**WRITTEN INSTRUCTION**
Repeat the material below exactly, line for line.

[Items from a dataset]
##########
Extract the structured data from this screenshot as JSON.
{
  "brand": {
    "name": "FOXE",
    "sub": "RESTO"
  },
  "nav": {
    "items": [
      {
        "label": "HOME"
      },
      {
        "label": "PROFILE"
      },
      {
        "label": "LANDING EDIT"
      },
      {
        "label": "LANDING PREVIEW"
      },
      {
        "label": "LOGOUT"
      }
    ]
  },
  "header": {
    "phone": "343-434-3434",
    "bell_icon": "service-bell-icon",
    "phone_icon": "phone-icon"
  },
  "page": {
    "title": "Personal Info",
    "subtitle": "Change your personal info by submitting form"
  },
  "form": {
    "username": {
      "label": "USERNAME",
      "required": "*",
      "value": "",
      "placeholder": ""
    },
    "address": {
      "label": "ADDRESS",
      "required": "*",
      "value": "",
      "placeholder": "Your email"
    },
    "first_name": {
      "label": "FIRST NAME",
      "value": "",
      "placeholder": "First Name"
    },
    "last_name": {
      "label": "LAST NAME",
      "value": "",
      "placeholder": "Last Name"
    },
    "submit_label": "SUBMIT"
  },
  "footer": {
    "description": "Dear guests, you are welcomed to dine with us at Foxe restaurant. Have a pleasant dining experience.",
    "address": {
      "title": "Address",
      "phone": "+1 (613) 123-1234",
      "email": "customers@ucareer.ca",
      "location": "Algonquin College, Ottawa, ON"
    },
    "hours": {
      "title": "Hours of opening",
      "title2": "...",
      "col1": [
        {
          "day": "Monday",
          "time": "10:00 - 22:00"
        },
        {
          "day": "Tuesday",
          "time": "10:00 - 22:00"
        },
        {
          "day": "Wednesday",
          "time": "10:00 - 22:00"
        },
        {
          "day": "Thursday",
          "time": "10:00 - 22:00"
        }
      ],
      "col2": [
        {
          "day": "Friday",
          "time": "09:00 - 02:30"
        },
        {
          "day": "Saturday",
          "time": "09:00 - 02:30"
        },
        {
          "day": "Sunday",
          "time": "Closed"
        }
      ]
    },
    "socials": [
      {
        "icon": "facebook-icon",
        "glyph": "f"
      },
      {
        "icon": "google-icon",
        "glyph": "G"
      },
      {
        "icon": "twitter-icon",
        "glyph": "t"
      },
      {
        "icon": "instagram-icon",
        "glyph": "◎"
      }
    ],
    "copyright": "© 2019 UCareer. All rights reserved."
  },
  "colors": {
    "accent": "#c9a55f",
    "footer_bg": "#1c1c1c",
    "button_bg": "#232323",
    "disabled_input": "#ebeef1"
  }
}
##########
**CORRECT OUTPUT**
Extract the structured data from this screenshot as JSON.
{
  "brand": {
    "name": "FOXE",
    "sub": "RESTO"
  },
  "nav": {
    "items": [
      {
        "label": "HOME"
      },
      {
        "label": "PROFILE"
      },
      {
        "label": "LANDING EDIT"
      },
      {
        "label": "LANDING PREVIEW"
      },
      {
        "label": "LOGOUT"
      }
    ]
  },
  "header": {
    "phone": "343-434-3434",
    "bell_icon": "service-bell-icon",
    "phone_icon": "phone-icon"
  },
  "page": {
    "title": "Personal Info",
    "subtitle": "Change your personal info by submitting form"
  },
  "form": {
    "username": {
      "label": "USERNAME",
      "required": "*",
      "value": "",
      "placeholder": ""
    },
    "address": {
      "label": "ADDRESS",
      "required": "*",
      "value": "",
      "placeholder": "Your email"
    },
    "first_name": {
      "label": "FIRST NAME",
      "value": "",
      "placeholder": "First Name"
    },
    "last_name": {
      "label": "LAST NAME",
      "value": "",
      "placeholder": "Last Name"
    },
    "submit_label": "SUBMIT"
  },
  "footer": {
    "description": "Dear guests, you are welcomed to dine with us at Foxe restaurant. Have a pleasant dining experience.",
    "address": {
      "title": "Address",
      "phone": "+1 (613) 123-1234",
      "email": "customers@ucareer.ca",
      "location": "Algonquin College, Ottawa, ON"
    },
    "hours": {
      "title": "Hours of opening",
      "title2": "...",
      "col1": [
        {
          "day": "Monday",
          "time": "10:00 - 22:00"
        },
        {
          "day": "Tuesday",
          "time": "10:00 - 22:00"
        },
        {
          "day": "Wednesday",
          "time": "10:00 - 22:00"
        },
        {
          "day": "Thursday",
          "time": "10:00 - 22:00"
        }
      ],
      "col2": [
        {
          "day": "Friday",
          "time": "09:00 - 02:30"
        },
        {
          "day": "Saturday",
          "time": "09:00 - 02:30"
        },
        {
          "day": "Sunday",
          "time": "Closed"
        }
      ]
    },
    "socials": [
      {
        "icon": "facebook-icon",
        "glyph": "f"
      },
      {
        "icon": "google-icon",
        "glyph": "G"
      },
      {
        "icon": "twitter-icon",
        "glyph": "t"
      },
      {
        "icon": "instagram-icon",
        "glyph": "◎"
      }
    ],
    "copyright": "© 2019 UCareer. All rights reserved."
  },
  "colors": {
    "accent": "#c9a55f",
    "footer_bg": "#1c1c1c",
    "button_bg": "#232323",
    "disabled_input": "#ebeef1"
  }
}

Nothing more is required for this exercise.